> DIRECTIVE:
Print the entries in full, word for word, but not the pictures.

#### SUPPLIED MATERIAL

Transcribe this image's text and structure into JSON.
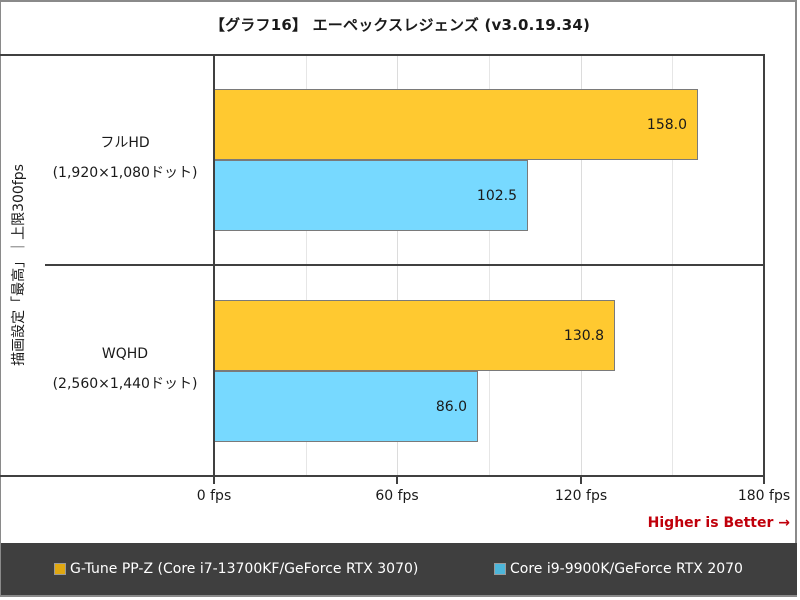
{
  "title": "【グラフ16】 エーペックスレジェンズ (v3.0.19.34)",
  "y_axis_title": "描画設定「最高」｜上限300fps",
  "better_note": "Higher is Better →",
  "colors": {
    "series_1": "#FFC930",
    "series_2": "#77D9FF",
    "note": "#C0000B",
    "legend_bg": "#3F3F3F"
  },
  "x_ticks": [
    "0 fps",
    "60 fps",
    "120 fps",
    "180 fps"
  ],
  "categories": [
    {
      "line1": "フルHD",
      "line2": "(1,920×1,080ドット)"
    },
    {
      "line1": "WQHD",
      "line2": "(2,560×1,440ドット)"
    }
  ],
  "bars": {
    "fhd_s1": "158.0",
    "fhd_s2": "102.5",
    "wqhd_s1": "130.8",
    "wqhd_s2": "86.0"
  },
  "legend": [
    {
      "label": "G-Tune PP-Z (Core i7-13700KF/GeForce RTX 3070)",
      "color": "#E0A812"
    },
    {
      "label": "Core i9-9900K/GeForce RTX 2070",
      "color": "#4DB6DA"
    }
  ],
  "chart_data": {
    "type": "bar",
    "orientation": "horizontal",
    "title": "【グラフ16】 エーペックスレジェンズ (v3.0.19.34)",
    "xlabel": "",
    "ylabel": "描画設定「最高」｜上限300fps",
    "categories": [
      "フルHD (1,920×1,080ドット)",
      "WQHD (2,560×1,440ドット)"
    ],
    "series": [
      {
        "name": "G-Tune PP-Z (Core i7-13700KF/GeForce RTX 3070)",
        "values": [
          158.0,
          130.8
        ],
        "color": "#FFC930"
      },
      {
        "name": "Core i9-9900K/GeForce RTX 2070",
        "values": [
          102.5,
          86.0
        ],
        "color": "#77D9FF"
      }
    ],
    "xlim": [
      0,
      180
    ],
    "x_ticks": [
      0,
      60,
      120,
      180
    ],
    "x_tick_labels": [
      "0 fps",
      "60 fps",
      "120 fps",
      "180 fps"
    ],
    "minor_grid_step": 30,
    "grid": true,
    "legend_position": "bottom",
    "annotation": "Higher is Better →"
  }
}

########

> RESULT OF THE EXERCISE:
Transcribe this image's text and structure into JSON.
{
  "title": "【グラフ16】 エーペックスレジェンズ (v3.0.19.34)",
  "y_axis_title": "描画設定「最高」｜上限300fps",
  "better_note": "Higher is Better →",
  "colors": {
    "series_1": "#FFC930",
    "series_2": "#77D9FF",
    "note": "#C0000B",
    "legend_bg": "#3F3F3F"
  },
  "x_ticks": [
    "0 fps",
    "60 fps",
    "120 fps",
    "180 fps"
  ],
  "categories": [
    {
      "line1": "フルHD",
      "line2": "(1,920×1,080ドット)"
    },
    {
      "line1": "WQHD",
      "line2": "(2,560×1,440ドット)"
    }
  ],
  "bars": {
    "fhd_s1": "158.0",
    "fhd_s2": "102.5",
    "wqhd_s1": "130.8",
    "wqhd_s2": "86.0"
  },
  "legend": [
    {
      "label": "G-Tune PP-Z (Core i7-13700KF/GeForce RTX 3070)",
      "color": "#E0A812"
    },
    {
      "label": "Core i9-9900K/GeForce RTX 2070",
      "color": "#4DB6DA"
    }
  ],
  "chart_data": {
    "type": "bar",
    "orientation": "horizontal",
    "title": "【グラフ16】 エーペックスレジェンズ (v3.0.19.34)",
    "xlabel": "",
    "ylabel": "描画設定「最高」｜上限300fps",
    "categories": [
      "フルHD (1,920×1,080ドット)",
      "WQHD (2,560×1,440ドット)"
    ],
    "series": [
      {
        "name": "G-Tune PP-Z (Core i7-13700KF/GeForce RTX 3070)",
        "values": [
          158.0,
          130.8
        ],
        "color": "#FFC930"
      },
      {
        "name": "Core i9-9900K/GeForce RTX 2070",
        "values": [
          102.5,
          86.0
        ],
        "color": "#77D9FF"
      }
    ],
    "xlim": [
      0,
      180
    ],
    "x_ticks": [
      0,
      60,
      120,
      180
    ],
    "x_tick_labels": [
      "0 fps",
      "60 fps",
      "120 fps",
      "180 fps"
    ],
    "minor_grid_step": 30,
    "grid": true,
    "legend_position": "bottom",
    "annotation": "Higher is Better →"
  }
}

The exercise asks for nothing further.